Dataset records:
◆ ◆ ◆ ◆ ◆

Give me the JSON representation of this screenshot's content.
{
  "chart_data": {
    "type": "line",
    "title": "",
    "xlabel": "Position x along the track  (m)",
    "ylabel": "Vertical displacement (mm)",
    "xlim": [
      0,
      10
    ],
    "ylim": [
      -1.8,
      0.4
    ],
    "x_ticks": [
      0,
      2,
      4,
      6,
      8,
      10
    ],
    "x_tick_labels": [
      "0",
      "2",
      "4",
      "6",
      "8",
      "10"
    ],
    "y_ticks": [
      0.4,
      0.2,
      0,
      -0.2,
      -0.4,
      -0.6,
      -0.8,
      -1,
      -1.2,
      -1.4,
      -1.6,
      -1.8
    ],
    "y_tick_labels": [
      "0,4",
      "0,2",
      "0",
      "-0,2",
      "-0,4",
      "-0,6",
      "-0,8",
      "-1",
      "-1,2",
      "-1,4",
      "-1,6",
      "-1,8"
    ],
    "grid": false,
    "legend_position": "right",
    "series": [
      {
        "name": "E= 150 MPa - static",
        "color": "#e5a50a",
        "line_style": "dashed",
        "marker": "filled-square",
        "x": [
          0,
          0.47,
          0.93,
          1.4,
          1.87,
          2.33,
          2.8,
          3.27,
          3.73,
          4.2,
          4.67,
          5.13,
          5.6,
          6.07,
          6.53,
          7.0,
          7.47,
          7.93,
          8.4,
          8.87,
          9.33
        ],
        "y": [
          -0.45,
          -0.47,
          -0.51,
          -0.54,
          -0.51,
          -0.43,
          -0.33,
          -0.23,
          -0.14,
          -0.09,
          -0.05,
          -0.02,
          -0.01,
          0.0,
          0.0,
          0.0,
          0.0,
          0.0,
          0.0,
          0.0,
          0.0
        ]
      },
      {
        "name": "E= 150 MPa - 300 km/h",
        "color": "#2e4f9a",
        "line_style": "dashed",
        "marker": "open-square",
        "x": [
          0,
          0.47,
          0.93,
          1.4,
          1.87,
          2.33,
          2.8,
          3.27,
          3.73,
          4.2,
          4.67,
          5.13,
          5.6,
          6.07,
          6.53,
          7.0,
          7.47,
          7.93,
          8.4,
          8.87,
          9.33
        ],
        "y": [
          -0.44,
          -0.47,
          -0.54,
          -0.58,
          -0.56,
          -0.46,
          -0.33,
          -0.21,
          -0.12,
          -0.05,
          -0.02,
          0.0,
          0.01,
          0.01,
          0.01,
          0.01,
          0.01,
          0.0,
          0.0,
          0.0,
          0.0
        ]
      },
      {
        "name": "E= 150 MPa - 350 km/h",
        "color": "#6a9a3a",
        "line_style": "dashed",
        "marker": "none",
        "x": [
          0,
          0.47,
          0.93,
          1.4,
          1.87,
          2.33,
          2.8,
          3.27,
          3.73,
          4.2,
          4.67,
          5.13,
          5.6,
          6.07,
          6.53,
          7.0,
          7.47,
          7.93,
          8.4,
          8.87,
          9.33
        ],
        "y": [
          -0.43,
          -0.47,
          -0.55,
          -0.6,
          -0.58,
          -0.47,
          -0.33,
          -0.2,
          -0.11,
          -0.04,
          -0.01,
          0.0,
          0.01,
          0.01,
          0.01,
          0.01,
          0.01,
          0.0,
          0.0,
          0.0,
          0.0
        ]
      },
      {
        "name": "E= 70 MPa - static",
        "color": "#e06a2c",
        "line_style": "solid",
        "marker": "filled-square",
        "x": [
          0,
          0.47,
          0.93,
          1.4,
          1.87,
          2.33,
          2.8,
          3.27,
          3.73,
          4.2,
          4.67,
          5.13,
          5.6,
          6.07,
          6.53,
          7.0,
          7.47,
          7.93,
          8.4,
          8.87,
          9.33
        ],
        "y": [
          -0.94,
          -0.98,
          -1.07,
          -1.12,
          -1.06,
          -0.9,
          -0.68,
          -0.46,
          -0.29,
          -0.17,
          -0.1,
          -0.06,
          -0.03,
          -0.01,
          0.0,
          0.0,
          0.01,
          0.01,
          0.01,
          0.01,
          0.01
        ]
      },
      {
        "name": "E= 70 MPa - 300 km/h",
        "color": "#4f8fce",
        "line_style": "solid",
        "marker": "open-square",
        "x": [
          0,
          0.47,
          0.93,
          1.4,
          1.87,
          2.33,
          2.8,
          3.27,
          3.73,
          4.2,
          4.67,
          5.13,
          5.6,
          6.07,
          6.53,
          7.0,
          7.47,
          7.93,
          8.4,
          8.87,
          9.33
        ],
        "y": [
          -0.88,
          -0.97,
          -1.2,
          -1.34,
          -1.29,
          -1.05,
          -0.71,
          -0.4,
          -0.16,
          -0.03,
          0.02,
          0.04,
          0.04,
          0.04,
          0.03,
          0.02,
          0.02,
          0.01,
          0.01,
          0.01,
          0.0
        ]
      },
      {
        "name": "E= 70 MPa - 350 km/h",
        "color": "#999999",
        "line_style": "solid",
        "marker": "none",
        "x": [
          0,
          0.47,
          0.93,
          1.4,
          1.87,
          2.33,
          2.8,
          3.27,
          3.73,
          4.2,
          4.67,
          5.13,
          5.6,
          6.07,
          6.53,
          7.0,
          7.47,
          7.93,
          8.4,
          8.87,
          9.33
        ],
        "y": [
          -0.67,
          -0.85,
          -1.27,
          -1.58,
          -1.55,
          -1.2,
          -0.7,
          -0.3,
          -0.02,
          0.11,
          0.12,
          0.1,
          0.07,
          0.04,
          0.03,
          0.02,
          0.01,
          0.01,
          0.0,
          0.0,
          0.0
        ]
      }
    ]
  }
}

◆ ◆ ◆ ◆ ◆

**Direction**
Return the whole listing exactly, with every line included.

**Task answer**
Give me the JSON representation of this screenshot's content.
{
  "chart_data": {
    "type": "line",
    "title": "",
    "xlabel": "Position x along the track  (m)",
    "ylabel": "Vertical displacement (mm)",
    "xlim": [
      0,
      10
    ],
    "ylim": [
      -1.8,
      0.4
    ],
    "x_ticks": [
      0,
      2,
      4,
      6,
      8,
      10
    ],
    "x_tick_labels": [
      "0",
      "2",
      "4",
      "6",
      "8",
      "10"
    ],
    "y_ticks": [
      0.4,
      0.2,
      0,
      -0.2,
      -0.4,
      -0.6,
      -0.8,
      -1,
      -1.2,
      -1.4,
      -1.6,
      -1.8
    ],
    "y_tick_labels": [
      "0,4",
      "0,2",
      "0",
      "-0,2",
      "-0,4",
      "-0,6",
      "-0,8",
      "-1",
      "-1,2",
      "-1,4",
      "-1,6",
      "-1,8"
    ],
    "grid": false,
    "legend_position": "right",
    "series": [
      {
        "name": "E= 150 MPa - static",
        "color": "#e5a50a",
        "line_style": "dashed",
        "marker": "filled-square",
        "x": [
          0,
          0.47,
          0.93,
          1.4,
          1.87,
          2.33,
          2.8,
          3.27,
          3.73,
          4.2,
          4.67,
          5.13,
          5.6,
          6.07,
          6.53,
          7.0,
          7.47,
          7.93,
          8.4,
          8.87,
          9.33
        ],
        "y": [
          -0.45,
          -0.47,
          -0.51,
          -0.54,
          -0.51,
          -0.43,
          -0.33,
          -0.23,
          -0.14,
          -0.09,
          -0.05,
          -0.02,
          -0.01,
          0.0,
          0.0,
          0.0,
          0.0,
          0.0,
          0.0,
          0.0,
          0.0
        ]
      },
      {
        "name": "E= 150 MPa - 300 km/h",
        "color": "#2e4f9a",
        "line_style": "dashed",
        "marker": "open-square",
        "x": [
          0,
          0.47,
          0.93,
          1.4,
          1.87,
          2.33,
          2.8,
          3.27,
          3.73,
          4.2,
          4.67,
          5.13,
          5.6,
          6.07,
          6.53,
          7.0,
          7.47,
          7.93,
          8.4,
          8.87,
          9.33
        ],
        "y": [
          -0.44,
          -0.47,
          -0.54,
          -0.58,
          -0.56,
          -0.46,
          -0.33,
          -0.21,
          -0.12,
          -0.05,
          -0.02,
          0.0,
          0.01,
          0.01,
          0.01,
          0.01,
          0.01,
          0.0,
          0.0,
          0.0,
          0.0
        ]
      },
      {
        "name": "E= 150 MPa - 350 km/h",
        "color": "#6a9a3a",
        "line_style": "dashed",
        "marker": "none",
        "x": [
          0,
          0.47,
          0.93,
          1.4,
          1.87,
          2.33,
          2.8,
          3.27,
          3.73,
          4.2,
          4.67,
          5.13,
          5.6,
          6.07,
          6.53,
          7.0,
          7.47,
          7.93,
          8.4,
          8.87,
          9.33
        ],
        "y": [
          -0.43,
          -0.47,
          -0.55,
          -0.6,
          -0.58,
          -0.47,
          -0.33,
          -0.2,
          -0.11,
          -0.04,
          -0.01,
          0.0,
          0.01,
          0.01,
          0.01,
          0.01,
          0.01,
          0.0,
          0.0,
          0.0,
          0.0
        ]
      },
      {
        "name": "E= 70 MPa - static",
        "color": "#e06a2c",
        "line_style": "solid",
        "marker": "filled-square",
        "x": [
          0,
          0.47,
          0.93,
          1.4,
          1.87,
          2.33,
          2.8,
          3.27,
          3.73,
          4.2,
          4.67,
          5.13,
          5.6,
          6.07,
          6.53,
          7.0,
          7.47,
          7.93,
          8.4,
          8.87,
          9.33
        ],
        "y": [
          -0.94,
          -0.98,
          -1.07,
          -1.12,
          -1.06,
          -0.9,
          -0.68,
          -0.46,
          -0.29,
          -0.17,
          -0.1,
          -0.06,
          -0.03,
          -0.01,
          0.0,
          0.0,
          0.01,
          0.01,
          0.01,
          0.01,
          0.01
        ]
      },
      {
        "name": "E= 70 MPa - 300 km/h",
        "color": "#4f8fce",
        "line_style": "solid",
        "marker": "open-square",
        "x": [
          0,
          0.47,
          0.93,
          1.4,
          1.87,
          2.33,
          2.8,
          3.27,
          3.73,
          4.2,
          4.67,
          5.13,
          5.6,
          6.07,
          6.53,
          7.0,
          7.47,
          7.93,
          8.4,
          8.87,
          9.33
        ],
        "y": [
          -0.88,
          -0.97,
          -1.2,
          -1.34,
          -1.29,
          -1.05,
          -0.71,
          -0.4,
          -0.16,
          -0.03,
          0.02,
          0.04,
          0.04,
          0.04,
          0.03,
          0.02,
          0.02,
          0.01,
          0.01,
          0.01,
          0.0
        ]
      },
      {
        "name": "E= 70 MPa - 350 km/h",
        "color": "#999999",
        "line_style": "solid",
        "marker": "none",
        "x": [
          0,
          0.47,
          0.93,
          1.4,
          1.87,
          2.33,
          2.8,
          3.27,
          3.73,
          4.2,
          4.67,
          5.13,
          5.6,
          6.07,
          6.53,
          7.0,
          7.47,
          7.93,
          8.4,
          8.87,
          9.33
        ],
        "y": [
          -0.67,
          -0.85,
          -1.27,
          -1.58,
          -1.55,
          -1.2,
          -0.7,
          -0.3,
          -0.02,
          0.11,
          0.12,
          0.1,
          0.07,
          0.04,
          0.03,
          0.02,
          0.01,
          0.01,
          0.0,
          0.0,
          0.0
        ]
      }
    ]
  }
}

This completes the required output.